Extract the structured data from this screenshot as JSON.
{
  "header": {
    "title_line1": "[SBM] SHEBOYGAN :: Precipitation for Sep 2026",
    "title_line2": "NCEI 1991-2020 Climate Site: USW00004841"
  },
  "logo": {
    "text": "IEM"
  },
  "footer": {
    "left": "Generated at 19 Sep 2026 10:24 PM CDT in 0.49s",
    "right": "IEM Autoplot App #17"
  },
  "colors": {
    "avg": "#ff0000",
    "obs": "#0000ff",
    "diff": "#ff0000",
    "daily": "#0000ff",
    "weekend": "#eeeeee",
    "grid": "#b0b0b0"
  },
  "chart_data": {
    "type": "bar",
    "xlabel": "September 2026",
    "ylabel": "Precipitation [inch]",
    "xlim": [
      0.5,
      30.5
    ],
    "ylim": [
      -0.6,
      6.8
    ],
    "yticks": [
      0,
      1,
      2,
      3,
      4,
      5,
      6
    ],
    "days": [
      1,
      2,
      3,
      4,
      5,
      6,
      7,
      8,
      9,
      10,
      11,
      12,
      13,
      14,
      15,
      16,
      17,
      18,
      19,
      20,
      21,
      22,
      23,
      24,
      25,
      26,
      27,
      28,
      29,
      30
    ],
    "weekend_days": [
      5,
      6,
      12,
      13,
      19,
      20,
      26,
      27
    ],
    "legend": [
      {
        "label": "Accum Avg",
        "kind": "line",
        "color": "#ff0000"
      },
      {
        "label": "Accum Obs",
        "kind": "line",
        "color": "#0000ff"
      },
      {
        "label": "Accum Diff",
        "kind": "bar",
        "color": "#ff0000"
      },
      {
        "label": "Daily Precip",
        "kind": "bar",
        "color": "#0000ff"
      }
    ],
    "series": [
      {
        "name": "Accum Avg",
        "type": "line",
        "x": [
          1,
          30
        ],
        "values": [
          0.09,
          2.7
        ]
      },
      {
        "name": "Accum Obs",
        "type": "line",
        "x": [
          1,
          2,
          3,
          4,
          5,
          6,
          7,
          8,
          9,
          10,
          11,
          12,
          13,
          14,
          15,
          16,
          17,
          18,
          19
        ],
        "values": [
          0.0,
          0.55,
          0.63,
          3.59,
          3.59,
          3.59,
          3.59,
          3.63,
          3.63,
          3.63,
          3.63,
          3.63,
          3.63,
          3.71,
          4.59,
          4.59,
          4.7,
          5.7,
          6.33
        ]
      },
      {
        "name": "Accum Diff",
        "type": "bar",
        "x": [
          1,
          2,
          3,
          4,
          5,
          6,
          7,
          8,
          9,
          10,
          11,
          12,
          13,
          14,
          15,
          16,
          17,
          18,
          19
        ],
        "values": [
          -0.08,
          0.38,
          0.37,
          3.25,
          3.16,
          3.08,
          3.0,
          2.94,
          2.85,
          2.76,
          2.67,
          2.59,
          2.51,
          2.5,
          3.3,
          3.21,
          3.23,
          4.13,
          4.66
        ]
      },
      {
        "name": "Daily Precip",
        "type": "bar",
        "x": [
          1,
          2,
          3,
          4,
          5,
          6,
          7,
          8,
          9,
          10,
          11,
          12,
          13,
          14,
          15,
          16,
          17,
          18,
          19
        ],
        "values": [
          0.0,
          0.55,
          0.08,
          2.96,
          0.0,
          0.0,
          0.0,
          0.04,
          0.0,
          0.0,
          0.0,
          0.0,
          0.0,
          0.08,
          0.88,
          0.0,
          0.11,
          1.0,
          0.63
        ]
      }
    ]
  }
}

DESCRIPTION OF THE TASK: Your task is to repeat the data exactly; please include every line.

COMPLETE ANSWER:
Extract the structured data from this screenshot as JSON.
{
  "header": {
    "title_line1": "[SBM] SHEBOYGAN :: Precipitation for Sep 2026",
    "title_line2": "NCEI 1991-2020 Climate Site: USW00004841"
  },
  "logo": {
    "text": "IEM"
  },
  "footer": {
    "left": "Generated at 19 Sep 2026 10:24 PM CDT in 0.49s",
    "right": "IEM Autoplot App #17"
  },
  "colors": {
    "avg": "#ff0000",
    "obs": "#0000ff",
    "diff": "#ff0000",
    "daily": "#0000ff",
    "weekend": "#eeeeee",
    "grid": "#b0b0b0"
  },
  "chart_data": {
    "type": "bar",
    "xlabel": "September 2026",
    "ylabel": "Precipitation [inch]",
    "xlim": [
      0.5,
      30.5
    ],
    "ylim": [
      -0.6,
      6.8
    ],
    "yticks": [
      0,
      1,
      2,
      3,
      4,
      5,
      6
    ],
    "days": [
      1,
      2,
      3,
      4,
      5,
      6,
      7,
      8,
      9,
      10,
      11,
      12,
      13,
      14,
      15,
      16,
      17,
      18,
      19,
      20,
      21,
      22,
      23,
      24,
      25,
      26,
      27,
      28,
      29,
      30
    ],
    "weekend_days": [
      5,
      6,
      12,
      13,
      19,
      20,
      26,
      27
    ],
    "legend": [
      {
        "label": "Accum Avg",
        "kind": "line",
        "color": "#ff0000"
      },
      {
        "label": "Accum Obs",
        "kind": "line",
        "color": "#0000ff"
      },
      {
        "label": "Accum Diff",
        "kind": "bar",
        "color": "#ff0000"
      },
      {
        "label": "Daily Precip",
        "kind": "bar",
        "color": "#0000ff"
      }
    ],
    "series": [
      {
        "name": "Accum Avg",
        "type": "line",
        "x": [
          1,
          30
        ],
        "values": [
          0.09,
          2.7
        ]
      },
      {
        "name": "Accum Obs",
        "type": "line",
        "x": [
          1,
          2,
          3,
          4,
          5,
          6,
          7,
          8,
          9,
          10,
          11,
          12,
          13,
          14,
          15,
          16,
          17,
          18,
          19
        ],
        "values": [
          0.0,
          0.55,
          0.63,
          3.59,
          3.59,
          3.59,
          3.59,
          3.63,
          3.63,
          3.63,
          3.63,
          3.63,
          3.63,
          3.71,
          4.59,
          4.59,
          4.7,
          5.7,
          6.33
        ]
      },
      {
        "name": "Accum Diff",
        "type": "bar",
        "x": [
          1,
          2,
          3,
          4,
          5,
          6,
          7,
          8,
          9,
          10,
          11,
          12,
          13,
          14,
          15,
          16,
          17,
          18,
          19
        ],
        "values": [
          -0.08,
          0.38,
          0.37,
          3.25,
          3.16,
          3.08,
          3.0,
          2.94,
          2.85,
          2.76,
          2.67,
          2.59,
          2.51,
          2.5,
          3.3,
          3.21,
          3.23,
          4.13,
          4.66
        ]
      },
      {
        "name": "Daily Precip",
        "type": "bar",
        "x": [
          1,
          2,
          3,
          4,
          5,
          6,
          7,
          8,
          9,
          10,
          11,
          12,
          13,
          14,
          15,
          16,
          17,
          18,
          19
        ],
        "values": [
          0.0,
          0.55,
          0.08,
          2.96,
          0.0,
          0.0,
          0.0,
          0.04,
          0.0,
          0.0,
          0.0,
          0.0,
          0.0,
          0.08,
          0.88,
          0.0,
          0.11,
          1.0,
          0.63
        ]
      }
    ]
  }
}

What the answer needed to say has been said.